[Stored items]
● ● ●

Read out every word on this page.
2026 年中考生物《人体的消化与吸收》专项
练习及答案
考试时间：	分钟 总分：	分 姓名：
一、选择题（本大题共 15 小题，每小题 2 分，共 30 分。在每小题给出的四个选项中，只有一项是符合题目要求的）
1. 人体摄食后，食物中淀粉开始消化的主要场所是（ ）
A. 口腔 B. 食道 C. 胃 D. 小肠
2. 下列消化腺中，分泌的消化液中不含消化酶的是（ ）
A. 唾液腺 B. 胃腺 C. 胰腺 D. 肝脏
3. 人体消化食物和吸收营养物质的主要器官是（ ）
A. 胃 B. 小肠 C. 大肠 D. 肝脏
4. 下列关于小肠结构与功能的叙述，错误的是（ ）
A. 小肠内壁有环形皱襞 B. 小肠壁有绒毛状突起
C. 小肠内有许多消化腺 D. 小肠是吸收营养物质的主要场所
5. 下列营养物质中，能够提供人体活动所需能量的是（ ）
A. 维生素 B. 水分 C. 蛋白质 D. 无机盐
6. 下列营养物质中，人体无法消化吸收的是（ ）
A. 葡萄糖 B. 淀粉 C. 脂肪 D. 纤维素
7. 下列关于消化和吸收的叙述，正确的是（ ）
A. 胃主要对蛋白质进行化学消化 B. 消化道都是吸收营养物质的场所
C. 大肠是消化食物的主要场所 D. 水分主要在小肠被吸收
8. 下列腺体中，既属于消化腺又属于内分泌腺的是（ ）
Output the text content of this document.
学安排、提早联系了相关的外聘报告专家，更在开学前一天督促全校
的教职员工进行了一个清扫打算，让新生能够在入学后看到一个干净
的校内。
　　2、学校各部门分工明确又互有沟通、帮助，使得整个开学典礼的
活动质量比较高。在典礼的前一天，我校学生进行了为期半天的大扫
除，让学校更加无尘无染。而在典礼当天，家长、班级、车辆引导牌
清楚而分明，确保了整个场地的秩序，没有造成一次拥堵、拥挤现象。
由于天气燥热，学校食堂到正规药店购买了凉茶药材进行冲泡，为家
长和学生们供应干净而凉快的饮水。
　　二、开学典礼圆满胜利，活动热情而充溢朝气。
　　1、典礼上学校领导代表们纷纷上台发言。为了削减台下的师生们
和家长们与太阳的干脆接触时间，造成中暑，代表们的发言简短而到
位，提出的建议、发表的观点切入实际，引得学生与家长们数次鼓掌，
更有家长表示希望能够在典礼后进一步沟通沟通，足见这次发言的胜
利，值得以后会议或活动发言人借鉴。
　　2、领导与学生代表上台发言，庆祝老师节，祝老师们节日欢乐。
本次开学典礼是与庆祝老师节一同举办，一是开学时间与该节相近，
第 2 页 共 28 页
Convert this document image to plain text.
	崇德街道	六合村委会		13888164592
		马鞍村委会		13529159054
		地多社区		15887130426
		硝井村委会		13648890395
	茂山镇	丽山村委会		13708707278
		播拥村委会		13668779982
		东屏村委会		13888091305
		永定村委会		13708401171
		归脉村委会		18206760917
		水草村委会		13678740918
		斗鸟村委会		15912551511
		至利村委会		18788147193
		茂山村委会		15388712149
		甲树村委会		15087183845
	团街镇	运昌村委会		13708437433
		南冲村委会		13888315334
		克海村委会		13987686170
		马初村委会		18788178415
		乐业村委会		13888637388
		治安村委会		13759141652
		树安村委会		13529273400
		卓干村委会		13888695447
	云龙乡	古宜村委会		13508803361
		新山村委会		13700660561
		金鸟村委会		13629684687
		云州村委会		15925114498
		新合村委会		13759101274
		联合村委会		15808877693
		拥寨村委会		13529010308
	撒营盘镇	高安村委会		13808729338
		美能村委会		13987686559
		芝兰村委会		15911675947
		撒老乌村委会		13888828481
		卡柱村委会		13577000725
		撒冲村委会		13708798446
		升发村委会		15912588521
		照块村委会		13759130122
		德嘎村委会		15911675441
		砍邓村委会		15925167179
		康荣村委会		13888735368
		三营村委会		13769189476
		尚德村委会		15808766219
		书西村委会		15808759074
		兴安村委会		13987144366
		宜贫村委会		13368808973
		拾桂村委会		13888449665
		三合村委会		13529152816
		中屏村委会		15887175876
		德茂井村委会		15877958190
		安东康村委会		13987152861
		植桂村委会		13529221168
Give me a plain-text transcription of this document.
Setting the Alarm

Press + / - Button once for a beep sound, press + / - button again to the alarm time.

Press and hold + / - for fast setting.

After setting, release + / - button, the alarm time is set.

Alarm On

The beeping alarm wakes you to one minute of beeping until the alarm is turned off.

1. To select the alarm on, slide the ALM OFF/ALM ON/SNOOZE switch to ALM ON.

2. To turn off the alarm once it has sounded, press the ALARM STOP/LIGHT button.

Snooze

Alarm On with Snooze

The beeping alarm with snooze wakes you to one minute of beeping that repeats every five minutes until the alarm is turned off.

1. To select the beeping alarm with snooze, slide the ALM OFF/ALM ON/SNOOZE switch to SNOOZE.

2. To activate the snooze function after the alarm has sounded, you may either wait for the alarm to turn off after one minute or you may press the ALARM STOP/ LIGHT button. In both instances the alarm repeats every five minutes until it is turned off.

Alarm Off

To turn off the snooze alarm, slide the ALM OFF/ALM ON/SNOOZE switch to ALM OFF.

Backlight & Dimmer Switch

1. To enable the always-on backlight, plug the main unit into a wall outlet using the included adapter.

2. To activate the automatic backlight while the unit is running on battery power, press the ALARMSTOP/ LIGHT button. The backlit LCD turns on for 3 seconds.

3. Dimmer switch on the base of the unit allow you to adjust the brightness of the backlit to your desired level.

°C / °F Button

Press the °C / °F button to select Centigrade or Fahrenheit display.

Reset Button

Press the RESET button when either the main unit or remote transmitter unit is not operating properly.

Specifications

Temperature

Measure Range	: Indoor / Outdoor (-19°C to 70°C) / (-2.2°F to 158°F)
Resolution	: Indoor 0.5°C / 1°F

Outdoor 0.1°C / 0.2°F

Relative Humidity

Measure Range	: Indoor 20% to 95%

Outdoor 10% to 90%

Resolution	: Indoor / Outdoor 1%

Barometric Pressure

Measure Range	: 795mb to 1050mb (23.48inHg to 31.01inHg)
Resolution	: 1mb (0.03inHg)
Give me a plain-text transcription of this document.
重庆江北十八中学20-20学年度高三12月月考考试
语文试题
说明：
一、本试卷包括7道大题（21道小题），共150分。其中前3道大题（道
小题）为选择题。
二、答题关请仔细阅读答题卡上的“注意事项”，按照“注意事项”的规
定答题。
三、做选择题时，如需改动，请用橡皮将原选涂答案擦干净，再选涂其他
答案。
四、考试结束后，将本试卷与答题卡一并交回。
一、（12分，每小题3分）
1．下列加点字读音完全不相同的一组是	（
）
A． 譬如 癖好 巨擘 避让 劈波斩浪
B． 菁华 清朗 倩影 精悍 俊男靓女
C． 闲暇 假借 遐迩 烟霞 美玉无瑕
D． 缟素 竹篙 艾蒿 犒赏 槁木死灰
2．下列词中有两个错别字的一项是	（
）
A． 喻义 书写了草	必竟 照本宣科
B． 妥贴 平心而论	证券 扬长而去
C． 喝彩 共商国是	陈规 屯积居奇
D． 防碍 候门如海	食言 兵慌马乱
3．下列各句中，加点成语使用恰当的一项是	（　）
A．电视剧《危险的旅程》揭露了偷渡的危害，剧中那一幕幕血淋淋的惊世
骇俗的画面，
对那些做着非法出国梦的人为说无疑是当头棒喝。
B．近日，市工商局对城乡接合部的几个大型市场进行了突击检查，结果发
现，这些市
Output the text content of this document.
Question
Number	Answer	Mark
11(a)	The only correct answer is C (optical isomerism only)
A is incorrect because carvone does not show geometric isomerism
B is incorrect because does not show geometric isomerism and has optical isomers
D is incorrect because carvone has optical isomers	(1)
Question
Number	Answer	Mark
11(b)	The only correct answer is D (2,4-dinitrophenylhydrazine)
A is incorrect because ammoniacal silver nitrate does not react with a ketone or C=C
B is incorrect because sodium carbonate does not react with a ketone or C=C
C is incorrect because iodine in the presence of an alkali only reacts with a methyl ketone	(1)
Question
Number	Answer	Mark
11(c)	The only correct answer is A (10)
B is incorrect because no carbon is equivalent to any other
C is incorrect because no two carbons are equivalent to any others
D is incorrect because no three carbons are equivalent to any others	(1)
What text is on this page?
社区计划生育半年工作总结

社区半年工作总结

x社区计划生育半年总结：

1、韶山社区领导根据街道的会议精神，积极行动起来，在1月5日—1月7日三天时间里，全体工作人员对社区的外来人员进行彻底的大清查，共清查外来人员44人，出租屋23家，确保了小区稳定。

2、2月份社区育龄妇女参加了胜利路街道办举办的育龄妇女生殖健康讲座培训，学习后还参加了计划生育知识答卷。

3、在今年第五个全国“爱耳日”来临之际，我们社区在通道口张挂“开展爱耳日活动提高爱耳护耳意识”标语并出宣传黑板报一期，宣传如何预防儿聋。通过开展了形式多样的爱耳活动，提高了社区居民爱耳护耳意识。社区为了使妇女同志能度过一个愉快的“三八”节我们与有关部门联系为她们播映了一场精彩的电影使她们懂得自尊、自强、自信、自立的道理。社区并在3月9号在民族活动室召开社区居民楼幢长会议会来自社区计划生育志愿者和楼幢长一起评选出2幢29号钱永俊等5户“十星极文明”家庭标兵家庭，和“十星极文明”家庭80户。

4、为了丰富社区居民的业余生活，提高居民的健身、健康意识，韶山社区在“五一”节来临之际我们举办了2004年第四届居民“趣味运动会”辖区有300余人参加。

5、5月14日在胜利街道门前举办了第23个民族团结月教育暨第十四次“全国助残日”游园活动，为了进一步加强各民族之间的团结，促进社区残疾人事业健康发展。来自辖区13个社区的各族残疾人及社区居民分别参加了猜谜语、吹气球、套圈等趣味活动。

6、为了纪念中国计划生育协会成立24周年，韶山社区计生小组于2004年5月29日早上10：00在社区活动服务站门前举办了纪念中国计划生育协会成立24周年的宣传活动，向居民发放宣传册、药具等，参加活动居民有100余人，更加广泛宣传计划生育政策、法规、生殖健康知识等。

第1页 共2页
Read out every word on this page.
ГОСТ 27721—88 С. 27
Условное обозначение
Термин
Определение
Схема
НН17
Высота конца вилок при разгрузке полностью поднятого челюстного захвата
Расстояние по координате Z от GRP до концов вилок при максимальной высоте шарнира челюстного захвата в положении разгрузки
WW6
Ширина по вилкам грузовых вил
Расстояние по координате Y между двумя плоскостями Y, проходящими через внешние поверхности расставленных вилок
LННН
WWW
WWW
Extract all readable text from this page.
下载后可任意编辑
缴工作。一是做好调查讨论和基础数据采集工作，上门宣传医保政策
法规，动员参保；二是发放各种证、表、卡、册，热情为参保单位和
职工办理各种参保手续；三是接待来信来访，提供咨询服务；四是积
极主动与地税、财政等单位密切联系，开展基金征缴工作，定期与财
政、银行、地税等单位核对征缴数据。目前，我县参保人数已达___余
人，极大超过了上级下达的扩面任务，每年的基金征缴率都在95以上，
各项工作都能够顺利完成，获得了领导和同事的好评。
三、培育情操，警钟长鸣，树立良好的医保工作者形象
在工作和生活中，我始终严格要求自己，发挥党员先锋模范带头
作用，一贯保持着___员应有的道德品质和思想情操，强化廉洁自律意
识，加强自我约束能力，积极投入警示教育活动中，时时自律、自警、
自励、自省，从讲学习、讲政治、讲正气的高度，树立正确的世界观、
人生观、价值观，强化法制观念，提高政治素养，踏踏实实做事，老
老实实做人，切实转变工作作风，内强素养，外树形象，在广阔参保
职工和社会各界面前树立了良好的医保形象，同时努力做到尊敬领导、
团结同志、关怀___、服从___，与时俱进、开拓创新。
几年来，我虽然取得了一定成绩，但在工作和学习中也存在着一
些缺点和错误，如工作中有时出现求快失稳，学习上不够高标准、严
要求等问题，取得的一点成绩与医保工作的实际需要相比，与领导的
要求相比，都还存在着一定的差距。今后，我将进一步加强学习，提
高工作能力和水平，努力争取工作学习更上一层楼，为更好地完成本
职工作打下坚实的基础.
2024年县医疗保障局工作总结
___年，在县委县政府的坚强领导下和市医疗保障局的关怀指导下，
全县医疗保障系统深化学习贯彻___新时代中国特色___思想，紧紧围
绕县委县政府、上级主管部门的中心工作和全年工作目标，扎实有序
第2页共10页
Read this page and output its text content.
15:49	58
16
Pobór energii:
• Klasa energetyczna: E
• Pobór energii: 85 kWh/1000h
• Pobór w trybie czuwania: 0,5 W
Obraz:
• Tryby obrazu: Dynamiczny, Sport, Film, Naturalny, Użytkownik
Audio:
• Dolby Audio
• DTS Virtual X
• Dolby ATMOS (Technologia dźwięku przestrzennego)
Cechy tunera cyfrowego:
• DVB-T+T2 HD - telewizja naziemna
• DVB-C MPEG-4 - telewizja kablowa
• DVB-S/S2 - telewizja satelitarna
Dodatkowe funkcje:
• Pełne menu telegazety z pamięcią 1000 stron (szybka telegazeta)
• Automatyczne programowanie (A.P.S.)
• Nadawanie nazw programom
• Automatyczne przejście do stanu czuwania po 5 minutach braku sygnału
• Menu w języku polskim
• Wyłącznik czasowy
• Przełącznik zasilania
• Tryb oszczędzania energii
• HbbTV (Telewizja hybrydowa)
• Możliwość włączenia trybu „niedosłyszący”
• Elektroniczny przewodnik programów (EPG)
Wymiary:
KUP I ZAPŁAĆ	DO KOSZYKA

● ● ●

Return each line where "челюстного" shows up.

Высота конца вилок при разгрузке полностью поднятого челюстного захвата
Расстояние по координате Z от GRP до концов вилок при максимальной высоте шарнира челюстного захвата в положении разгрузки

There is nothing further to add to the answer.